(Figure record listings)

** START **

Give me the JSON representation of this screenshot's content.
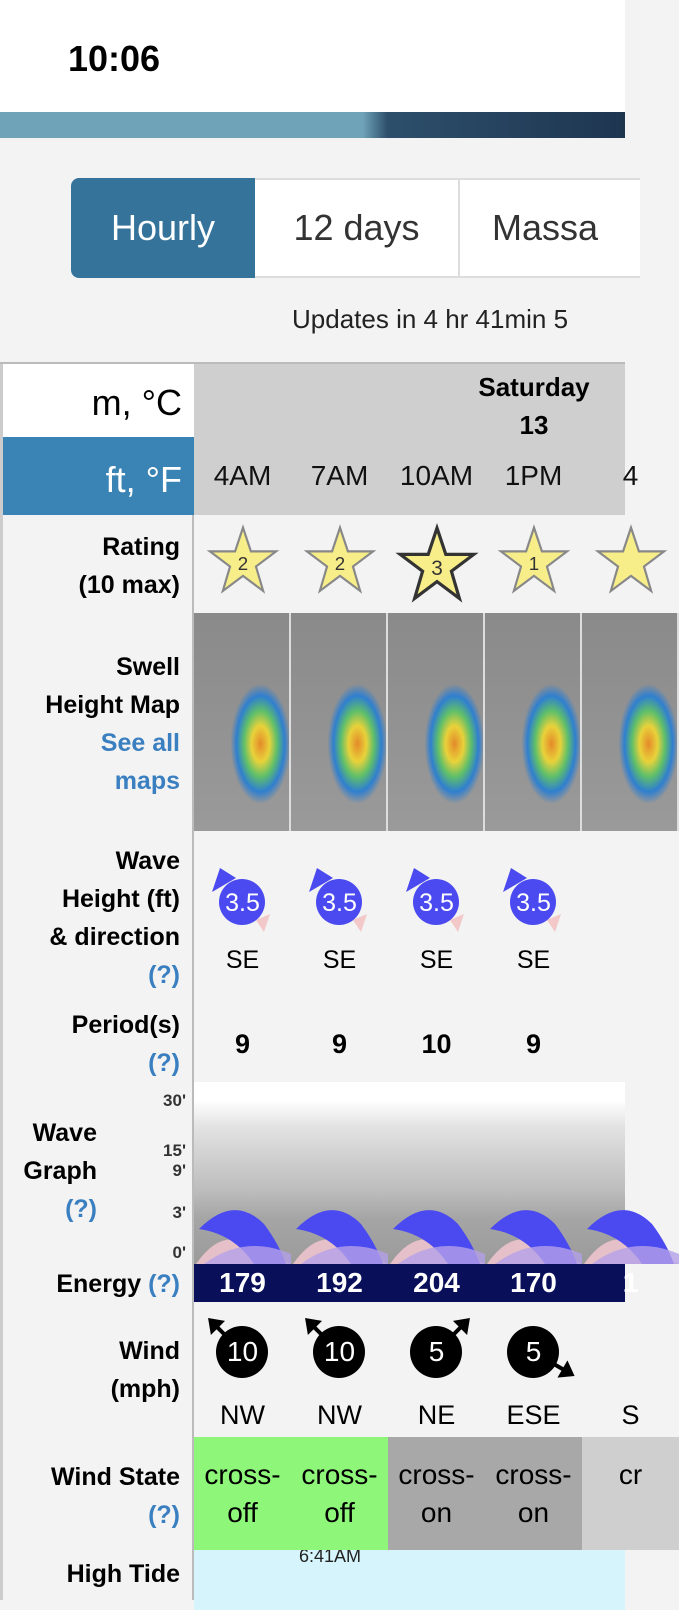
{
  "status_bar": {
    "time": "10:06"
  },
  "tabs": [
    {
      "label": "Hourly",
      "active": true
    },
    {
      "label": "12 days"
    },
    {
      "label": "Massa"
    }
  ],
  "updates": "Updates in 4 hr 41min 5",
  "units": {
    "metric": "m, °C",
    "imperial": "ft, °F"
  },
  "labels": {
    "rating": "Rating",
    "rating2": "(10 max)",
    "swell": "Swell",
    "swell2": "Height Map",
    "see_all": "See all",
    "maps": "maps",
    "wave": "Wave",
    "wave2": "Height (ft)",
    "wave3": "& direction",
    "help": "(?)",
    "period": "Period(s)",
    "graph": "Wave",
    "graph2": "Graph",
    "energy": "Energy",
    "wind": "Wind",
    "wind2": "(mph)",
    "wind_state": "Wind State",
    "high_tide": "High Tide"
  },
  "graph_axis": [
    "30'",
    "15'",
    "9'",
    "3'",
    "0'"
  ],
  "day": {
    "name": "Saturday",
    "date": "13"
  },
  "colors": {
    "accent": "#3a84b5",
    "wave": "#4a4af0",
    "energy_bg": "#0a0f5a",
    "cross_off": "#8ef77a",
    "cross_on": "#a8a8a8"
  },
  "columns": [
    {
      "time": "4AM",
      "rating": "2",
      "wave_height": "3.5",
      "wave_dir": "SE",
      "period": "9",
      "energy": "179",
      "wind": "10",
      "wind_dir": "NW",
      "state1": "cross-",
      "state2": "off",
      "state_color": "#8ef77a"
    },
    {
      "time": "7AM",
      "rating": "2",
      "wave_height": "3.5",
      "wave_dir": "SE",
      "period": "9",
      "energy": "192",
      "wind": "10",
      "wind_dir": "NW",
      "state1": "cross-",
      "state2": "off",
      "state_color": "#8ef77a"
    },
    {
      "time": "10AM",
      "rating": "3",
      "wave_height": "3.5",
      "wave_dir": "SE",
      "period": "10",
      "energy": "204",
      "wind": "5",
      "wind_dir": "NE",
      "state1": "cross-",
      "state2": "on",
      "state_color": "#a8a8a8"
    },
    {
      "time": "1PM",
      "rating": "1",
      "wave_height": "3.5",
      "wave_dir": "SE",
      "period": "9",
      "energy": "170",
      "wind": "5",
      "wind_dir": "ESE",
      "state1": "cross-",
      "state2": "on",
      "state_color": "#a8a8a8"
    },
    {
      "time": "4",
      "energy": "1",
      "wind_dir": "S",
      "state1": "cr",
      "state_color": "#cfcfcf"
    }
  ],
  "high_tide": "6:41AM"
}
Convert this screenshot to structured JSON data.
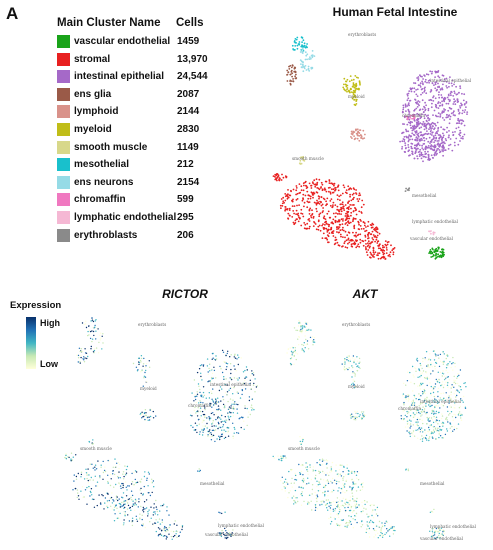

** END **

Leave out the pictures and give the rest of the records again exactly.

#### Task output
Give me the JSON representation of this screenshot's content.
{
  "status_bar": {
    "time": "10:06"
  },
  "tabs": [
    {
      "label": "Hourly",
      "active": true
    },
    {
      "label": "12 days"
    },
    {
      "label": "Massa"
    }
  ],
  "updates": "Updates in 4 hr 41min 5",
  "units": {
    "metric": "m, °C",
    "imperial": "ft, °F"
  },
  "labels": {
    "rating": "Rating",
    "rating2": "(10 max)",
    "swell": "Swell",
    "swell2": "Height Map",
    "see_all": "See all",
    "maps": "maps",
    "wave": "Wave",
    "wave2": "Height (ft)",
    "wave3": "& direction",
    "help": "(?)",
    "period": "Period(s)",
    "graph": "Wave",
    "graph2": "Graph",
    "energy": "Energy",
    "wind": "Wind",
    "wind2": "(mph)",
    "wind_state": "Wind State",
    "high_tide": "High Tide"
  },
  "graph_axis": [
    "30'",
    "15'",
    "9'",
    "3'",
    "0'"
  ],
  "day": {
    "name": "Saturday",
    "date": "13"
  },
  "colors": {
    "accent": "#3a84b5",
    "wave": "#4a4af0",
    "energy_bg": "#0a0f5a",
    "cross_off": "#8ef77a",
    "cross_on": "#a8a8a8"
  },
  "columns": [
    {
      "time": "4AM",
      "rating": "2",
      "wave_height": "3.5",
      "wave_dir": "SE",
      "period": "9",
      "energy": "179",
      "wind": "10",
      "wind_dir": "NW",
      "state1": "cross-",
      "state2": "off",
      "state_color": "#8ef77a"
    },
    {
      "time": "7AM",
      "rating": "2",
      "wave_height": "3.5",
      "wave_dir": "SE",
      "period": "9",
      "energy": "192",
      "wind": "10",
      "wind_dir": "NW",
      "state1": "cross-",
      "state2": "off",
      "state_color": "#8ef77a"
    },
    {
      "time": "10AM",
      "rating": "3",
      "wave_height": "3.5",
      "wave_dir": "SE",
      "period": "10",
      "energy": "204",
      "wind": "5",
      "wind_dir": "NE",
      "state1": "cross-",
      "state2": "on",
      "state_color": "#a8a8a8"
    },
    {
      "time": "1PM",
      "rating": "1",
      "wave_height": "3.5",
      "wave_dir": "SE",
      "period": "9",
      "energy": "170",
      "wind": "5",
      "wind_dir": "ESE",
      "state1": "cross-",
      "state2": "on",
      "state_color": "#a8a8a8"
    },
    {
      "time": "4",
      "energy": "1",
      "wind_dir": "S",
      "state1": "cr",
      "state_color": "#cfcfcf"
    }
  ],
  "high_tide": "6:41AM"
}
Convert this screenshot to structured JSON data.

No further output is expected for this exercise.